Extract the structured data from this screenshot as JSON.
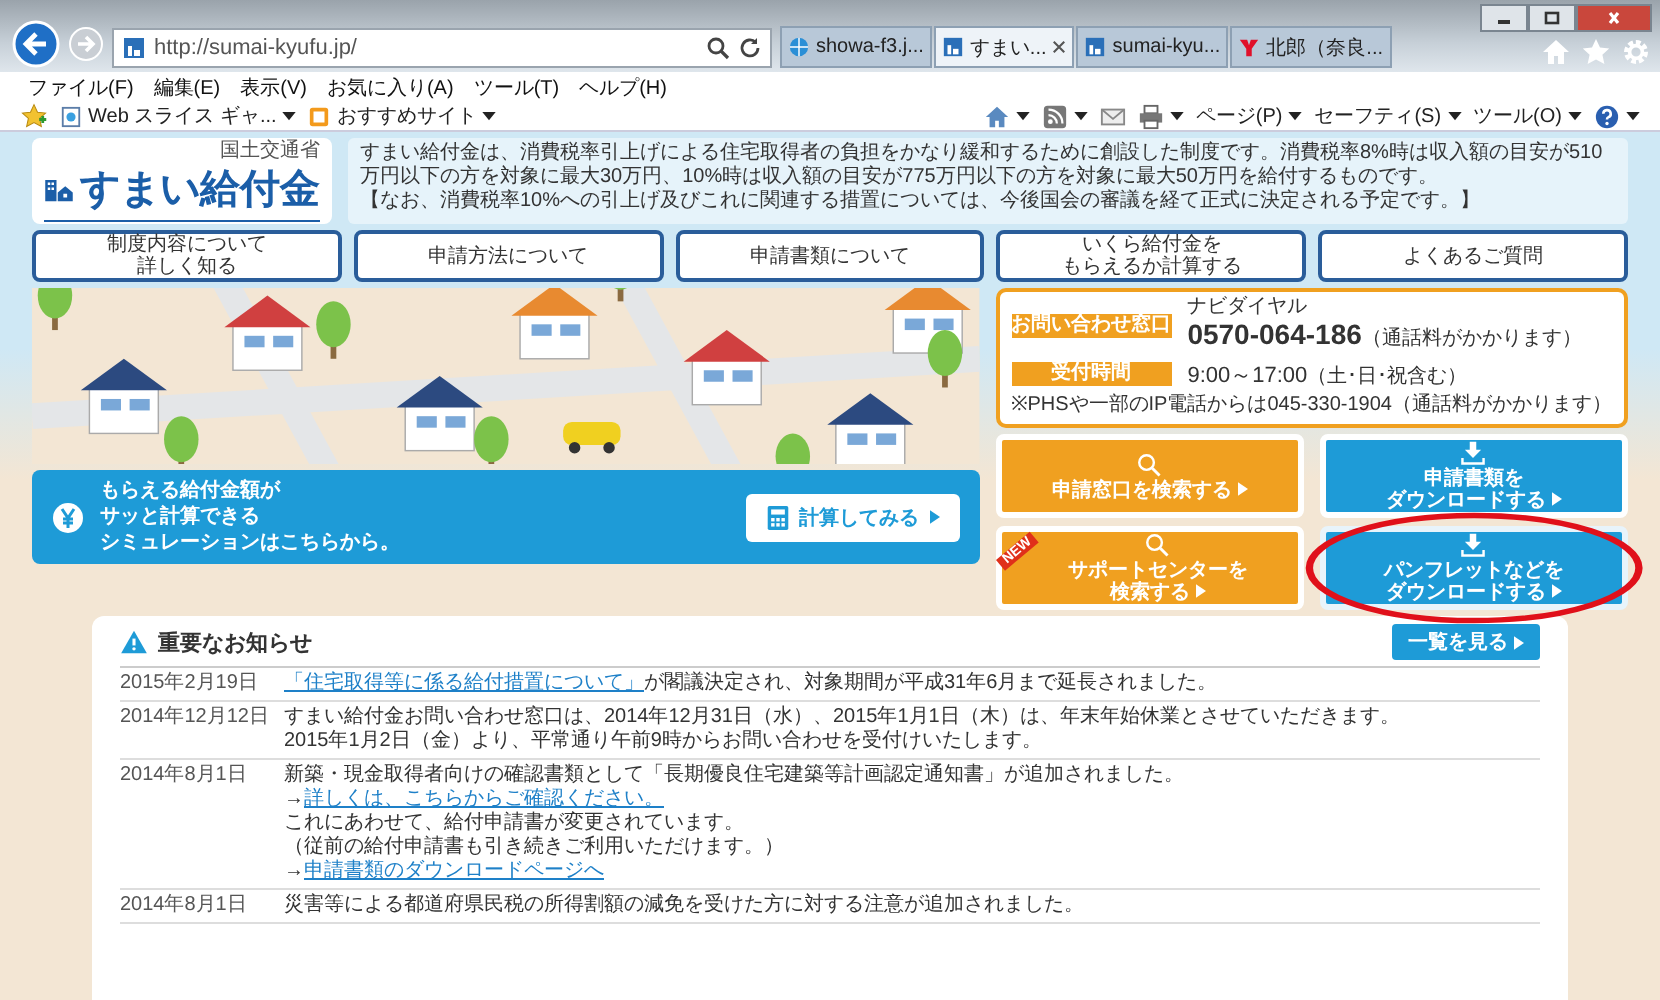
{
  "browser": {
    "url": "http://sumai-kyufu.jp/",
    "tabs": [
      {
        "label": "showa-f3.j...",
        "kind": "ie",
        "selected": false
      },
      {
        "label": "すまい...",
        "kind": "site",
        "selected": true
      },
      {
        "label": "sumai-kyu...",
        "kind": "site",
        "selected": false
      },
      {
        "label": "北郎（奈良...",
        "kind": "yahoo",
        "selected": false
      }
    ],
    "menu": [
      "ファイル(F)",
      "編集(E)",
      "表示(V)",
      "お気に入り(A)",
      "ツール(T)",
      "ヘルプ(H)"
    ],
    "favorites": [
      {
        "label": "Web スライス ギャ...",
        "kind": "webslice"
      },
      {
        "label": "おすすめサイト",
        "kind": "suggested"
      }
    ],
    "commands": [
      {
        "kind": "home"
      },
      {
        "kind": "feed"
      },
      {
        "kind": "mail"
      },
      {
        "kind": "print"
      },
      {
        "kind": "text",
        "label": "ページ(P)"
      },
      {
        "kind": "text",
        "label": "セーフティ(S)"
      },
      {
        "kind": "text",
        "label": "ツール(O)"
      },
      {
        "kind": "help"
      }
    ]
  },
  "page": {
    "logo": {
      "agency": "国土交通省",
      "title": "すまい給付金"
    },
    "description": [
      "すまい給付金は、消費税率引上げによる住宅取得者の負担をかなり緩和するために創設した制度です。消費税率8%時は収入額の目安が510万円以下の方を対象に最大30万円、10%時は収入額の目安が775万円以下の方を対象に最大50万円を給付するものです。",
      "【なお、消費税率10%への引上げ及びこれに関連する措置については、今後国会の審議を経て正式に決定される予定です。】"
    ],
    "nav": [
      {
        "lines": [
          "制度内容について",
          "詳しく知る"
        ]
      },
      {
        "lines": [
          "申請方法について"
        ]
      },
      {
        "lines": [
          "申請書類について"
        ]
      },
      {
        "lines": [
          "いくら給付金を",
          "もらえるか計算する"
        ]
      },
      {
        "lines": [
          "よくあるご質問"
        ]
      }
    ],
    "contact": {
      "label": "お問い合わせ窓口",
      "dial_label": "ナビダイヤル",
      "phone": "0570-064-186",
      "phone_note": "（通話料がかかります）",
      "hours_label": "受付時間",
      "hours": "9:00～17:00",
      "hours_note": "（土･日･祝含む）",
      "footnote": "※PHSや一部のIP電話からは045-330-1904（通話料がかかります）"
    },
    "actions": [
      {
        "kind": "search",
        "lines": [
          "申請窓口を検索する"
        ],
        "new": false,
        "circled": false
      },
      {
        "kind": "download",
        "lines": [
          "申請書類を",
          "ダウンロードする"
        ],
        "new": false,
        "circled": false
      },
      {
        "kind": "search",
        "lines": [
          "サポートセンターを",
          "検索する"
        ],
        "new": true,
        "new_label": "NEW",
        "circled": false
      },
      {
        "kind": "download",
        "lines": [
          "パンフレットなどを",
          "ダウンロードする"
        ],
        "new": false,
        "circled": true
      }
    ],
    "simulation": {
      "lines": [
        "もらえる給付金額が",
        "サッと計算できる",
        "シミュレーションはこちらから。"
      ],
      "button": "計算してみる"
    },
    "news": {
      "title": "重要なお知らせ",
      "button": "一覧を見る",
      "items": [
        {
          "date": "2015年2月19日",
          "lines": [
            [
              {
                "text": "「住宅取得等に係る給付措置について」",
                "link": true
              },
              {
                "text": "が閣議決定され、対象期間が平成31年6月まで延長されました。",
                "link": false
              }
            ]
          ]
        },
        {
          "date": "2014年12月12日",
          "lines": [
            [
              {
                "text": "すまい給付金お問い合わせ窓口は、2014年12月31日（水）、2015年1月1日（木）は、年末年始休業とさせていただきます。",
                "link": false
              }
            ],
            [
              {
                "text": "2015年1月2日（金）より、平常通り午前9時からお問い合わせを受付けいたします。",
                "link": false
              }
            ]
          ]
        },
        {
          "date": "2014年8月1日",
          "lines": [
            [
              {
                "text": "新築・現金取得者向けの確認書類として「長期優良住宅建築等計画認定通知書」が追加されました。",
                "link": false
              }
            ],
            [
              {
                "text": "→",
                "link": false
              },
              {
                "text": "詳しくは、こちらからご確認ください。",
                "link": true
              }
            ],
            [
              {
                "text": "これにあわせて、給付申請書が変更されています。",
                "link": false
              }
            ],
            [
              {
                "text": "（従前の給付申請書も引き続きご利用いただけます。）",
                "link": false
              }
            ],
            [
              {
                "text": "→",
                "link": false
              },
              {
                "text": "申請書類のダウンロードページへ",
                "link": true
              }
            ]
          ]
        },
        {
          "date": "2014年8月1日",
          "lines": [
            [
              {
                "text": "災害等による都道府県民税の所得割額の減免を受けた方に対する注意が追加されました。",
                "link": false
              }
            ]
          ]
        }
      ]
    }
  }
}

+++

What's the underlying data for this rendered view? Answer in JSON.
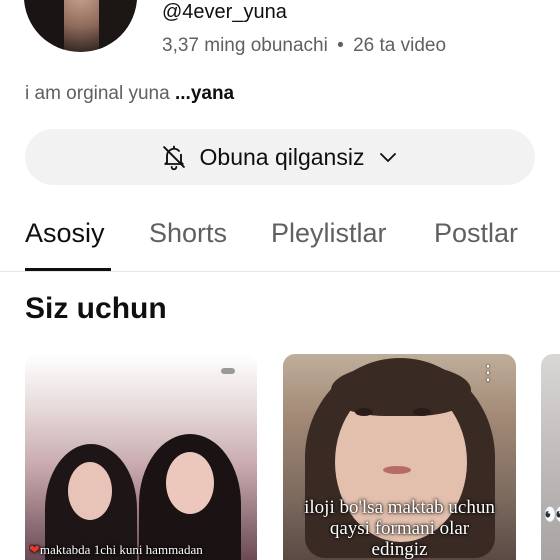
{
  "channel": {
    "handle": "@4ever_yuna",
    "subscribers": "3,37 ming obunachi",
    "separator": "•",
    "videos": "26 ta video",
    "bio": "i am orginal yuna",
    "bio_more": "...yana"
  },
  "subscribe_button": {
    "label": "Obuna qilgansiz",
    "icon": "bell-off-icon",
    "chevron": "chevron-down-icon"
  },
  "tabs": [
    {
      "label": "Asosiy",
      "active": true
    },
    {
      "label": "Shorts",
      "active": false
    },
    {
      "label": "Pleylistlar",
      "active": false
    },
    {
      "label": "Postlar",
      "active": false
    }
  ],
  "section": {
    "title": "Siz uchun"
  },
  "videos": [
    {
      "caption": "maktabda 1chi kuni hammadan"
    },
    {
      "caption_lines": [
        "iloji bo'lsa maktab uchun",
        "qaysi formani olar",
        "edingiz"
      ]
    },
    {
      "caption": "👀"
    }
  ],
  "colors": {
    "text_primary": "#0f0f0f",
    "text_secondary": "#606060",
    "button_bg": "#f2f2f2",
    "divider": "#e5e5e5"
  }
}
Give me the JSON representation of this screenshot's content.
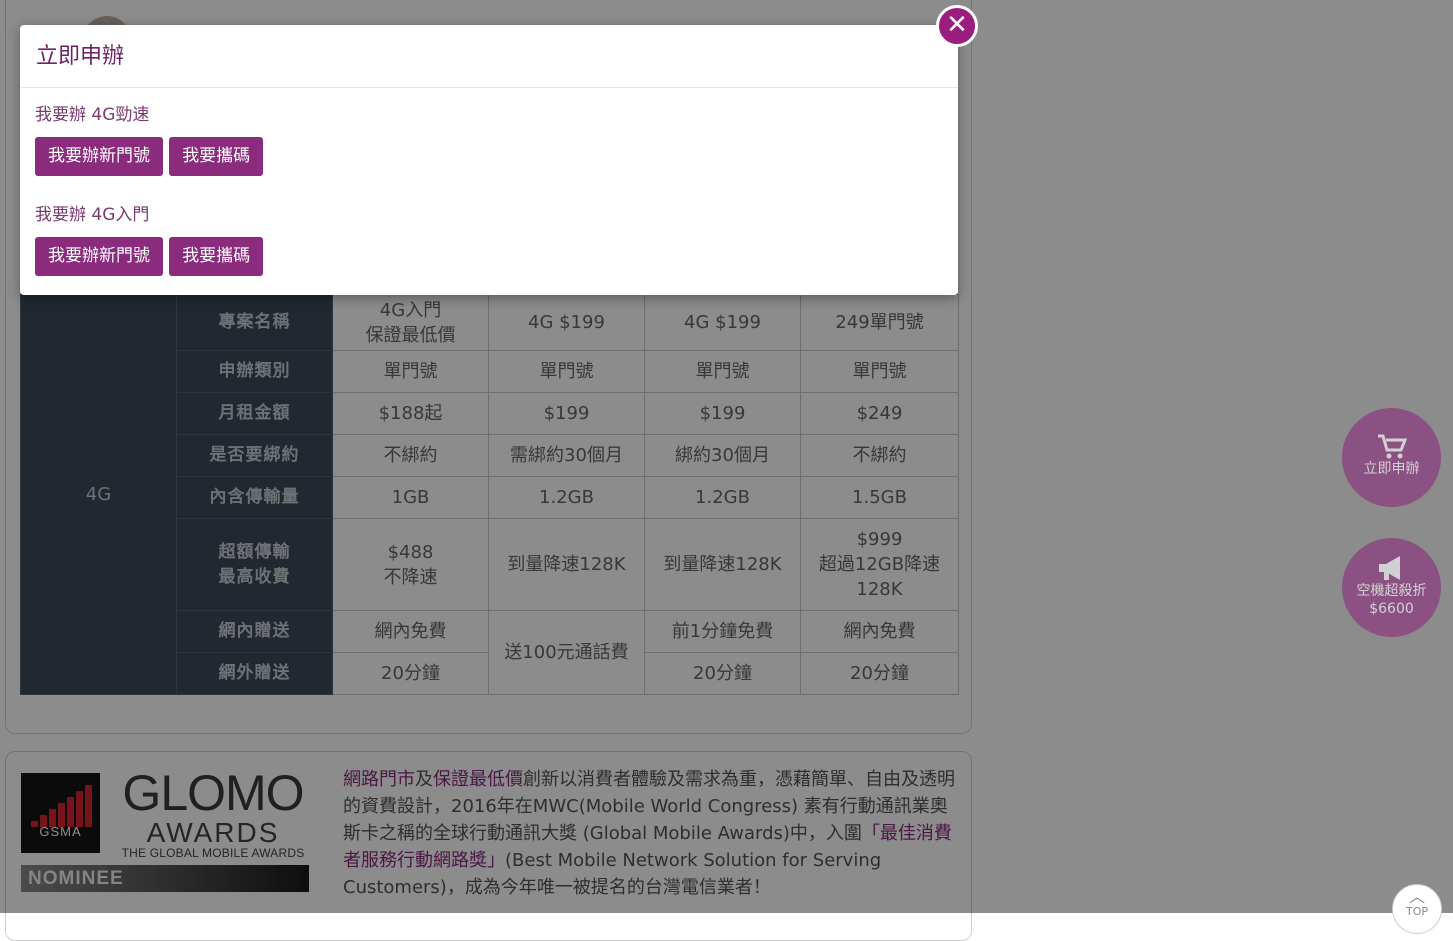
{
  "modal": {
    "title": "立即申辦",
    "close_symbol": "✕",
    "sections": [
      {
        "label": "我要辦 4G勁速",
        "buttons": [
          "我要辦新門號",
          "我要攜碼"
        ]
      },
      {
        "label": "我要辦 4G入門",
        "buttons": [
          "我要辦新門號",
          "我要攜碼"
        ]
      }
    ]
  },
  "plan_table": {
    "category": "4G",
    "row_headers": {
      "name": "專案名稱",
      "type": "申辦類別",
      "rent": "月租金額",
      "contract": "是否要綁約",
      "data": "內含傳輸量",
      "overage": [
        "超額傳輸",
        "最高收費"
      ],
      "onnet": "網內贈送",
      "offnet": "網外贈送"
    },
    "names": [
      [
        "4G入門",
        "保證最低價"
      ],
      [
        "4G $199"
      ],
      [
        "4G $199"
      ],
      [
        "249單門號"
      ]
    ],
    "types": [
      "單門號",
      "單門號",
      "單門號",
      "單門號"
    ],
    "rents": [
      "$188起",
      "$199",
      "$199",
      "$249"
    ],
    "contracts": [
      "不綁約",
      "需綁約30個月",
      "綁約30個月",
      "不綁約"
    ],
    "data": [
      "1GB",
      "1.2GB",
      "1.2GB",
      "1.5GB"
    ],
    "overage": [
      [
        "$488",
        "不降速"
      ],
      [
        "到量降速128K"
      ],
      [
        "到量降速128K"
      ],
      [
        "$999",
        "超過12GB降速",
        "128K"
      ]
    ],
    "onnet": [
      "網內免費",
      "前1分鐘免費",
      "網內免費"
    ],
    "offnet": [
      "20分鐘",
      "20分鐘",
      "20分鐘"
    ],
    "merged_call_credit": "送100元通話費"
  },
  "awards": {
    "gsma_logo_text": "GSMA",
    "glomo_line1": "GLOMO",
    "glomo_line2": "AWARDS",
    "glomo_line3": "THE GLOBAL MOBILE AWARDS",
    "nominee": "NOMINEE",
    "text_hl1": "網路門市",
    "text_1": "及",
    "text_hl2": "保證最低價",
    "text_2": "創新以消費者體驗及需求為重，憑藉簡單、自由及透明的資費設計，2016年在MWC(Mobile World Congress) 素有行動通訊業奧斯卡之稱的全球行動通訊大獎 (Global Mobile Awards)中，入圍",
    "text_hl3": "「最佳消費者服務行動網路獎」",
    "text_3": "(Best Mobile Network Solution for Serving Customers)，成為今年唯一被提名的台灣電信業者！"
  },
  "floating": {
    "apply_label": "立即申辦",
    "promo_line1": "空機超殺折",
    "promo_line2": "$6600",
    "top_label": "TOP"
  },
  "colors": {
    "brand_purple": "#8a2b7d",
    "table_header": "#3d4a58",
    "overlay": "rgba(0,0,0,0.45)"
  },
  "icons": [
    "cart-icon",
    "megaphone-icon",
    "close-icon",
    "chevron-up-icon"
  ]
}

+++

Required work
Go through the records and copy each line with "date" in it.

Correct response
          "date": "2015年2月19日",
          "date": "2014年12月12日",
          "date": "2014年8月1日",
          "date": "2014年8月1日",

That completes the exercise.